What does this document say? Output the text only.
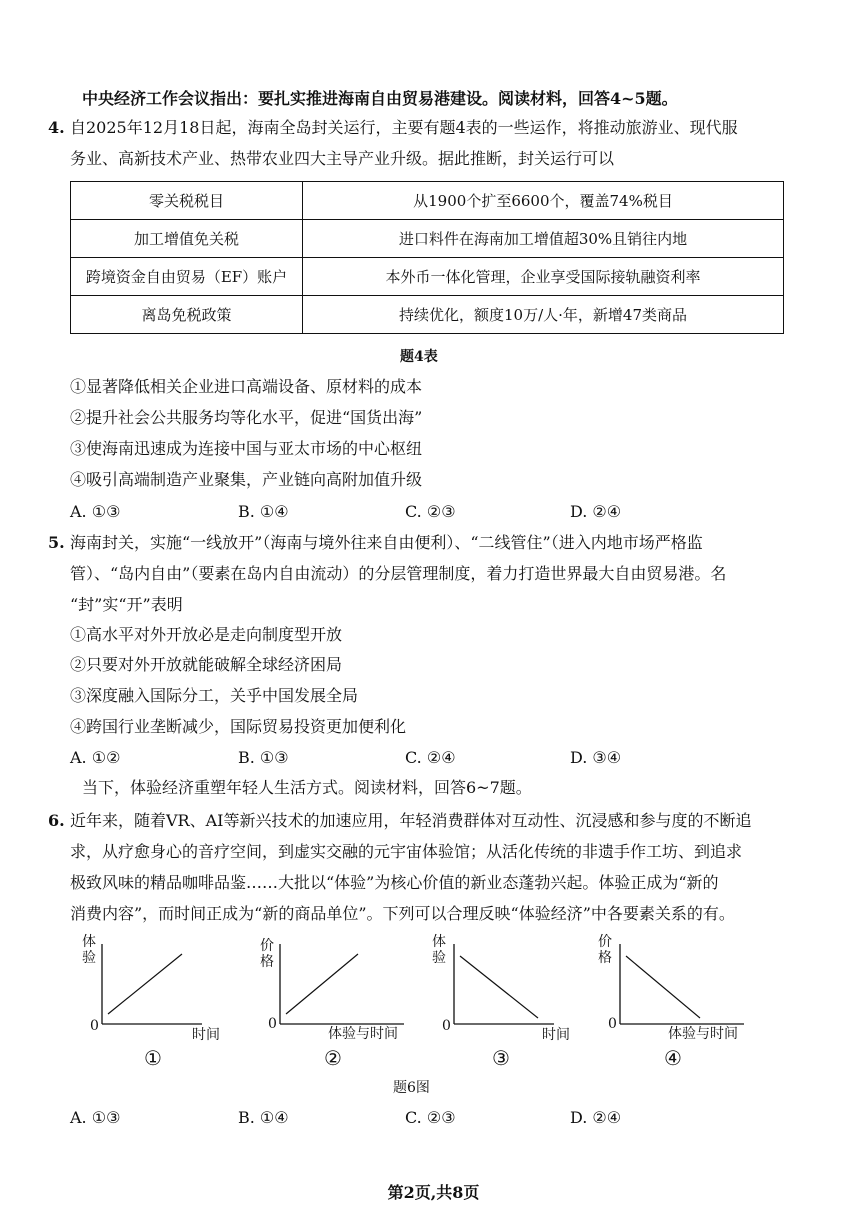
中央经济工作会议指出：要扎实推进海南自由贸易港建设。阅读材料，回答4~5题。
4. 自2025年12月18日起，海南全岛封关运行，主要有题4表的一些运作，将推动旅游业、现代服
务业、高新技术产业、热带农业四大主导产业升级。据此推断，封关运行可以
零关税税目	从1900个扩至6600个，覆盖74%税目
加工增值免关税	进口料件在海南加工增值超30%且销往内地
跨境资金自由贸易（EF）账户	本外币一体化管理，企业享受国际接轨融资利率
离岛免税政策	持续优化，额度10万/人·年，新增47类商品
题4表
①显著降低相关企业进口高端设备、原材料的成本
②提升社会公共服务均等化水平，促进“国货出海”
③使海南迅速成为连接中国与亚太市场的中心枢纽
④吸引高端制造产业聚集，产业链向高附加值升级
A. ①③	B. ①④	C. ②③	D. ②④
5. 海南封关，实施“一线放开”（海南与境外往来自由便利）、“二线管住”（进入内地市场严格监
管）、“岛内自由”（要素在岛内自由流动）的分层管理制度，着力打造世界最大自由贸易港。名
“封”实“开”表明
①高水平对外开放必是走向制度型开放
②只要对外开放就能破解全球经济困局
③深度融入国际分工，关乎中国发展全局
④跨国行业垄断减少，国际贸易投资更加便利化
A. ①②	B. ①③	C. ②④	D. ③④
当下，体验经济重塑年轻人生活方式。阅读材料，回答6~7题。
6. 近年来，随着VR、AI等新兴技术的加速应用，年轻消费群体对互动性、沉浸感和参与度的不断追
求，从疗愈身心的音疗空间，到虚实交融的元宇宙体验馆；从活化传统的非遗手作工坊、到追求
极致风味的精品咖啡品鉴……大批以“体验”为核心价值的新业态蓬勃兴起。体验正成为“新的
消费内容”，而时间正成为“新的商品单位”。下列可以合理反映“体验经济”中各要素关系的有。
体验
0
时间
①
价格
0
体验与时间
②
体验
0
时间
③
价格
0
体验与时间
④
题6图
A. ①③	B. ①④	C. ②③	D. ②④
第2页,共8页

Written instruction.
Without including any picture, retype the entries exactly.

Answer for this exercise.
What does this document say? Output the text only.
中央经济工作会议指出：要扎实推进海南自由贸易港建设。阅读材料，回答4~5题。
4. 自2025年12月18日起，海南全岛封关运行，主要有题4表的一些运作，将推动旅游业、现代服
务业、高新技术产业、热带农业四大主导产业升级。据此推断，封关运行可以
零关税税目	从1900个扩至6600个，覆盖74%税目
加工增值免关税	进口料件在海南加工增值超30%且销往内地
跨境资金自由贸易（EF）账户	本外币一体化管理，企业享受国际接轨融资利率
离岛免税政策	持续优化，额度10万/人·年，新增47类商品
题4表
①显著降低相关企业进口高端设备、原材料的成本
②提升社会公共服务均等化水平，促进“国货出海”
③使海南迅速成为连接中国与亚太市场的中心枢纽
④吸引高端制造产业聚集，产业链向高附加值升级
A. ①③	B. ①④	C. ②③	D. ②④
5. 海南封关，实施“一线放开”（海南与境外往来自由便利）、“二线管住”（进入内地市场严格监
管）、“岛内自由”（要素在岛内自由流动）的分层管理制度，着力打造世界最大自由贸易港。名
“封”实“开”表明
①高水平对外开放必是走向制度型开放
②只要对外开放就能破解全球经济困局
③深度融入国际分工，关乎中国发展全局
④跨国行业垄断减少，国际贸易投资更加便利化
A. ①②	B. ①③	C. ②④	D. ③④
当下，体验经济重塑年轻人生活方式。阅读材料，回答6~7题。
6. 近年来，随着VR、AI等新兴技术的加速应用，年轻消费群体对互动性、沉浸感和参与度的不断追
求，从疗愈身心的音疗空间，到虚实交融的元宇宙体验馆；从活化传统的非遗手作工坊、到追求
极致风味的精品咖啡品鉴……大批以“体验”为核心价值的新业态蓬勃兴起。体验正成为“新的
消费内容”，而时间正成为“新的商品单位”。下列可以合理反映“体验经济”中各要素关系的有。
体验
0
时间
①
价格
0
体验与时间
②
体验
0
时间
③
价格
0
体验与时间
④
题6图
A. ①③	B. ①④	C. ②③	D. ②④
第2页,共8页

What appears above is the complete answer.